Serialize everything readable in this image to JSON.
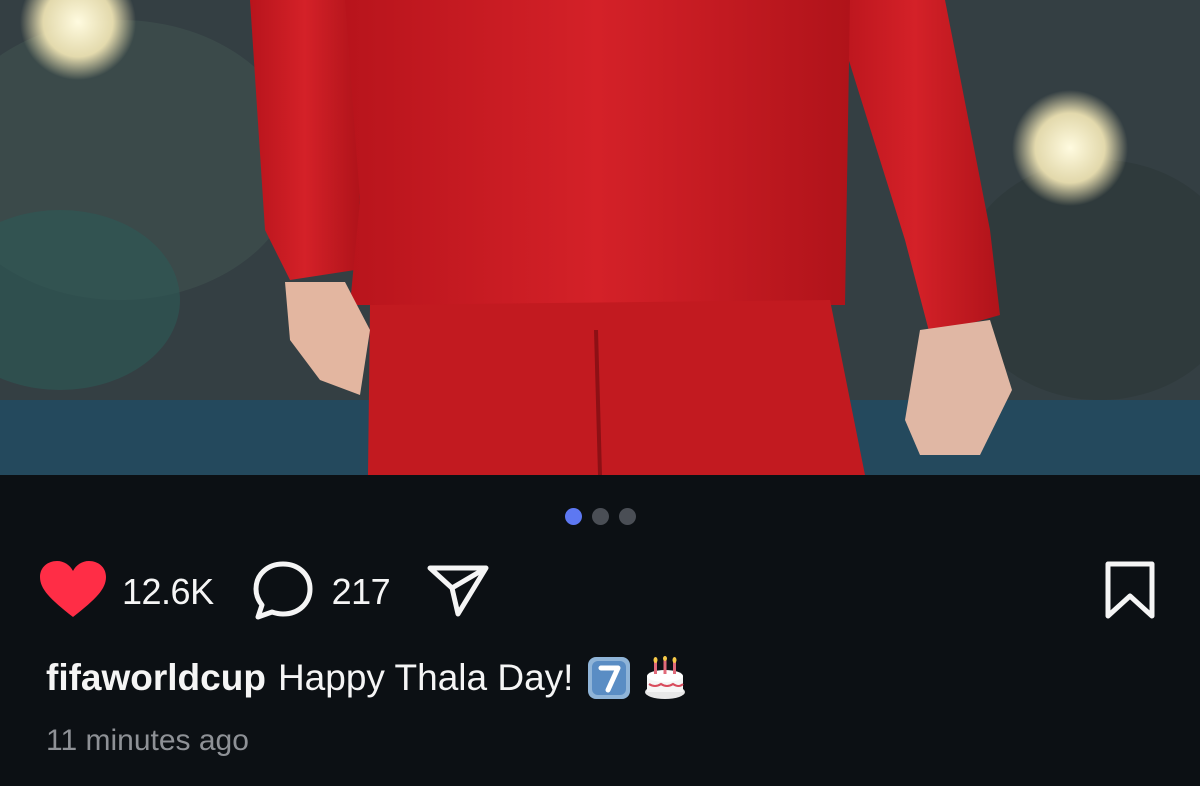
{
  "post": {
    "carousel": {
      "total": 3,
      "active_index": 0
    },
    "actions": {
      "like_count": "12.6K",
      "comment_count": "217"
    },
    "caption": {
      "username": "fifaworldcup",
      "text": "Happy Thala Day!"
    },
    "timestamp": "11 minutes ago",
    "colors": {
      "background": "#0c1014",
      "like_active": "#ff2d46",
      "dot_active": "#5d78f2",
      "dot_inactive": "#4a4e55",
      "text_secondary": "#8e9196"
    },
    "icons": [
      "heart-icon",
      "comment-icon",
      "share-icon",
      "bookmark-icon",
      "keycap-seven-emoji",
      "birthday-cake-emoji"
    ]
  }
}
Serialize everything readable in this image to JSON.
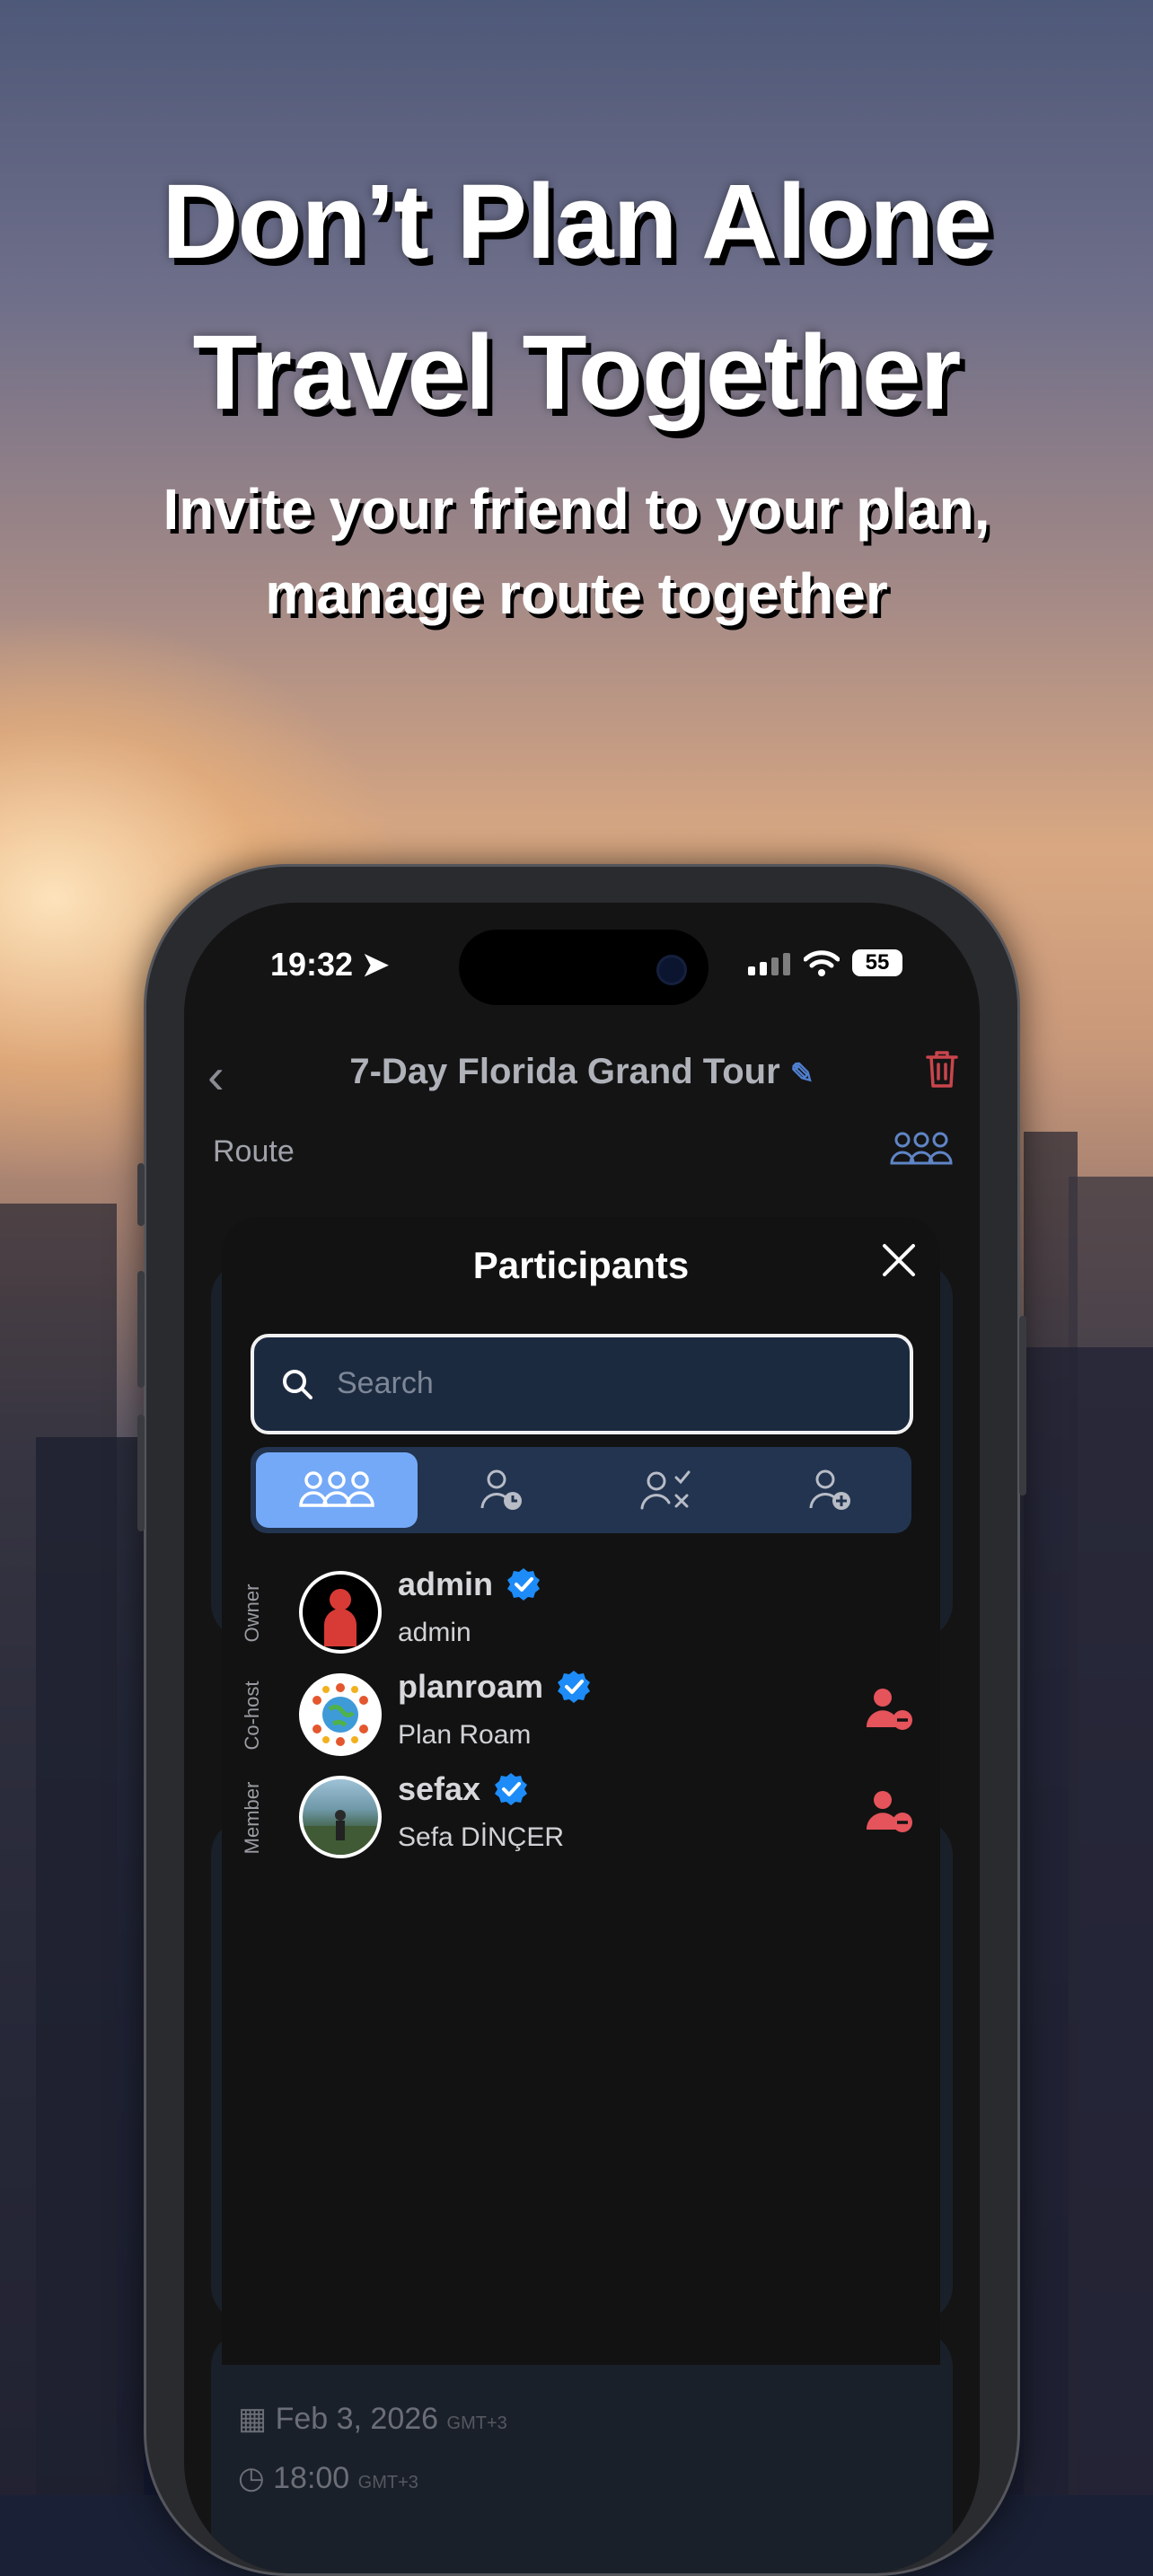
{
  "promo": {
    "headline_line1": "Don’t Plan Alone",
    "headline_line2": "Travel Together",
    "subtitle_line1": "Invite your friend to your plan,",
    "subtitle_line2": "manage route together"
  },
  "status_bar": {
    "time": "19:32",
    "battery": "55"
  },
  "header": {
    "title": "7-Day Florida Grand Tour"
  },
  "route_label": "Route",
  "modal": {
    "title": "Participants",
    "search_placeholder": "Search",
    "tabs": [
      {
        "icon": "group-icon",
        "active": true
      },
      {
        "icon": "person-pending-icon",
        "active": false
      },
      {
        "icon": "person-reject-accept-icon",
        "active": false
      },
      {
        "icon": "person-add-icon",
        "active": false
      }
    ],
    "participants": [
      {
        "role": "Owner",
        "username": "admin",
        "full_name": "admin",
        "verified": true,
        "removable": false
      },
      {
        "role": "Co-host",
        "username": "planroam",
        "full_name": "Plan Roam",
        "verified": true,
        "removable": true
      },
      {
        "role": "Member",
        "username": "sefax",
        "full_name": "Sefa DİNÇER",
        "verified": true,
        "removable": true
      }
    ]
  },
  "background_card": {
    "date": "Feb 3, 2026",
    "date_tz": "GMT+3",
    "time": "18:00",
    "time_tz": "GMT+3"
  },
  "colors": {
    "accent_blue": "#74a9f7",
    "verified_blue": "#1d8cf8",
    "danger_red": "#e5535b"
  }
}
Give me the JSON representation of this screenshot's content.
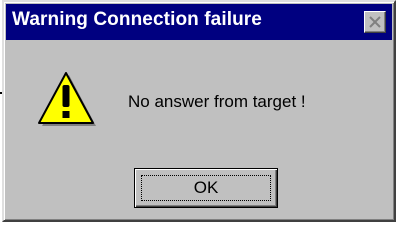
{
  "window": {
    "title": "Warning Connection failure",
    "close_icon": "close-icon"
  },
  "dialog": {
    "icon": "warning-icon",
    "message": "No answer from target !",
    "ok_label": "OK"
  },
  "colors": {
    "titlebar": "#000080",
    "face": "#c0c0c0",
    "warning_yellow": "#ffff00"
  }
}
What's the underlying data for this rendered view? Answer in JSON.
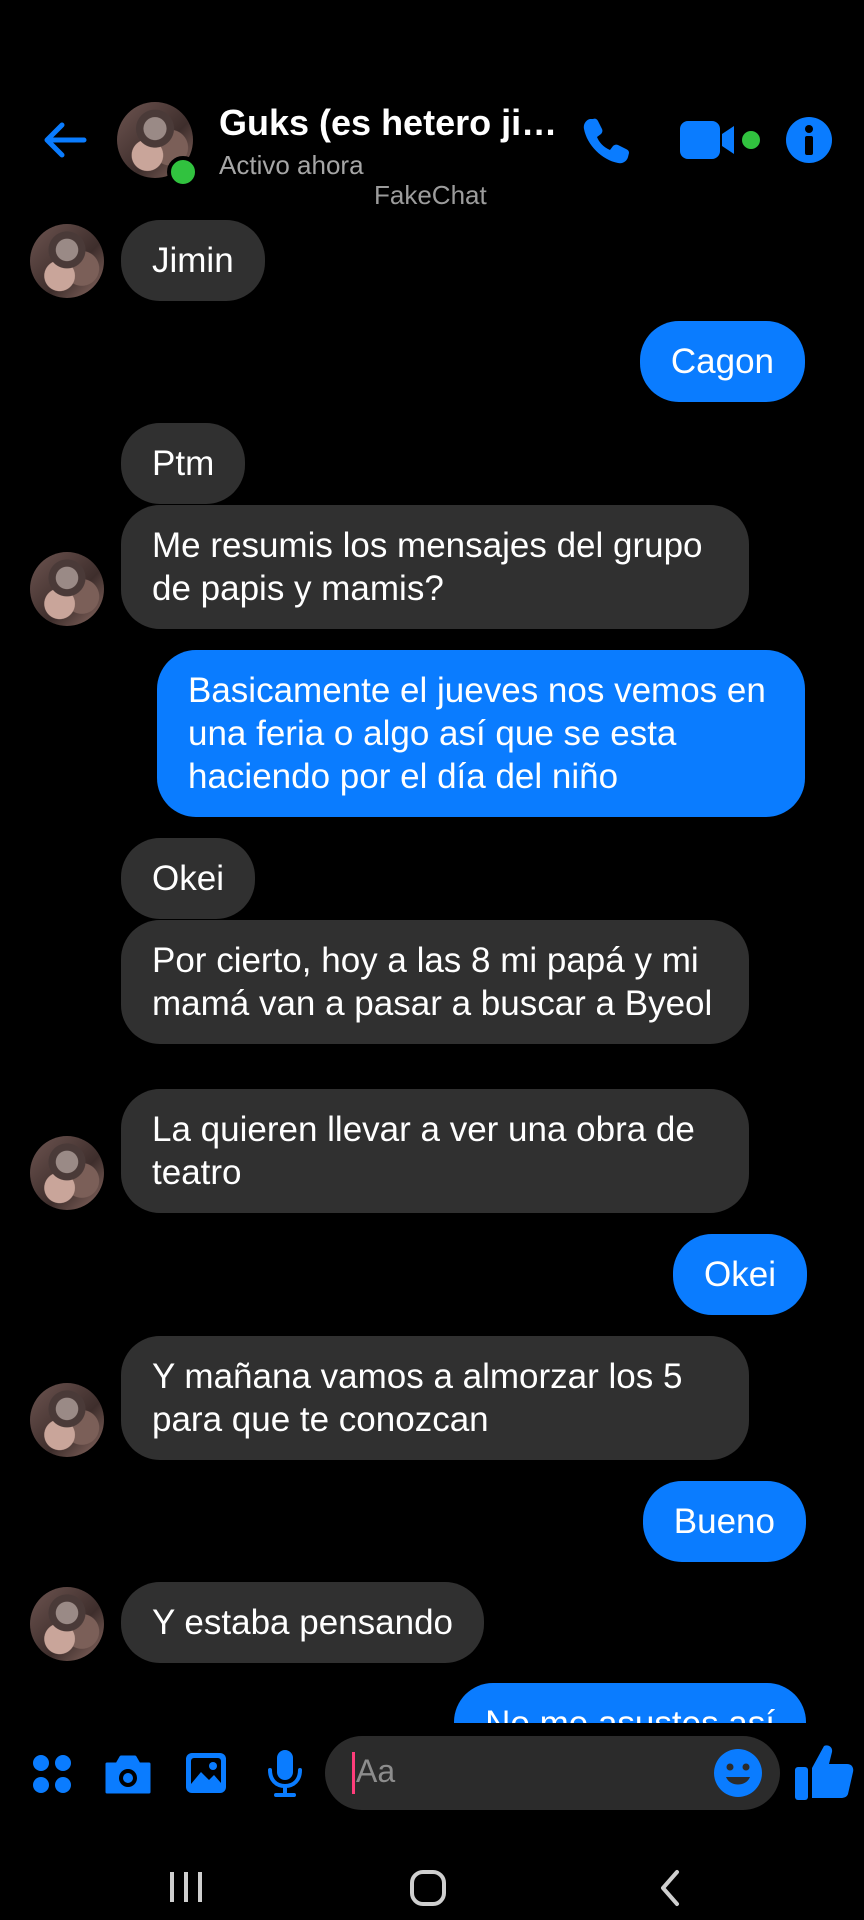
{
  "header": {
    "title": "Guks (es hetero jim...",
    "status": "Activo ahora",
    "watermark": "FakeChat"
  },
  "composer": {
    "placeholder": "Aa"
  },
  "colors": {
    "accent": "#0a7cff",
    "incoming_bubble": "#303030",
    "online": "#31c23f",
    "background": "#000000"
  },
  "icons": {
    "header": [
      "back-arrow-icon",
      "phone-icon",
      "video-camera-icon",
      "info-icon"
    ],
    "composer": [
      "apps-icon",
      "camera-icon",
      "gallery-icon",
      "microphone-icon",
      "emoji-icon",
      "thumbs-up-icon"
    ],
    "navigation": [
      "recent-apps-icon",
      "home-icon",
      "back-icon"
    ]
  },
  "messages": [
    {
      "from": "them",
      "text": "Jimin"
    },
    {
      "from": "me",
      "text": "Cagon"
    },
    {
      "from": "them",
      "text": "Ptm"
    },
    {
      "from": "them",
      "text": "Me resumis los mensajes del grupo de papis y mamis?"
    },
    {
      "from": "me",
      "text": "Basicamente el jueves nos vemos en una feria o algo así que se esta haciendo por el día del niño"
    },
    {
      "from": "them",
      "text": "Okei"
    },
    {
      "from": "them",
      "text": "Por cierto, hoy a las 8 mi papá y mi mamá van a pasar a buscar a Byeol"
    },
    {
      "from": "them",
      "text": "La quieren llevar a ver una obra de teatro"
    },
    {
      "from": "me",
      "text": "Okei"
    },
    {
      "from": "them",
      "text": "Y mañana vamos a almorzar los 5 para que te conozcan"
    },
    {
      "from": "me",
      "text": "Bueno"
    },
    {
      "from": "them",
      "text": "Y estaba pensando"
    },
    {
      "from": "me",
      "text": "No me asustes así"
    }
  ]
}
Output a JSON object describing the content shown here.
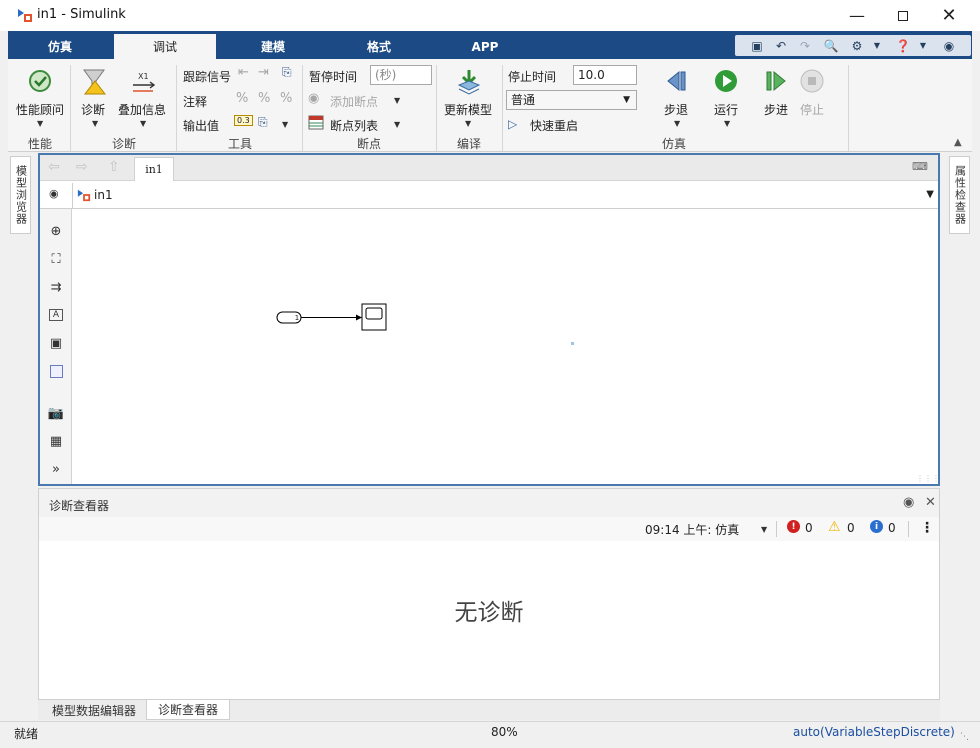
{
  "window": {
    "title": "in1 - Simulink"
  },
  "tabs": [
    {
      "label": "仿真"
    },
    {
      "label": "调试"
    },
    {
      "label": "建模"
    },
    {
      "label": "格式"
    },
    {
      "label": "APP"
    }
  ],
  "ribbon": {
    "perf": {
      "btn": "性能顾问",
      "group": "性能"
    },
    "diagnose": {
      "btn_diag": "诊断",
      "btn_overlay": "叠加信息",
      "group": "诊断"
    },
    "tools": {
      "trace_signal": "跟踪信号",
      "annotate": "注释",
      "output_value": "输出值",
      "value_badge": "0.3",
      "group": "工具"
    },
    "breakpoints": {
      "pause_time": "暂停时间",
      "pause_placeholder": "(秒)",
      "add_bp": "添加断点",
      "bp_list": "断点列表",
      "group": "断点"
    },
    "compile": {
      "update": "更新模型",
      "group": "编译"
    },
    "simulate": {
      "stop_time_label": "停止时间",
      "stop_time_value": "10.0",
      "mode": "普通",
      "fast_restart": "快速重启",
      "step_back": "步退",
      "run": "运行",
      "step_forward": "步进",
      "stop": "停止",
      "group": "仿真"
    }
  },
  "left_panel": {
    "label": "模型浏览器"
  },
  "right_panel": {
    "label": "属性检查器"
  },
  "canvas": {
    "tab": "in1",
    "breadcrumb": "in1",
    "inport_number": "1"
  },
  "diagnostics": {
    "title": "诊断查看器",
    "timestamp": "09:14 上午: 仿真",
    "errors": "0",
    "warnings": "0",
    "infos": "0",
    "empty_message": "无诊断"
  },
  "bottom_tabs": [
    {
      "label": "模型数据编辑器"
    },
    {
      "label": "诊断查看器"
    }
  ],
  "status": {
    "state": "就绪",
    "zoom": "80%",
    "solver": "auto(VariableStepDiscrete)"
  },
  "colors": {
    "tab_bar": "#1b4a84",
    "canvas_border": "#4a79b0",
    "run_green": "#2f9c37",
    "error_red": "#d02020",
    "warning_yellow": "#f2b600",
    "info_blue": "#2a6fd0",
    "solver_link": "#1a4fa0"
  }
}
-*-
TASK BRIEF
Exactly how many lines contain "content"? State the number and nothing else.

SOLUTION BELOW
2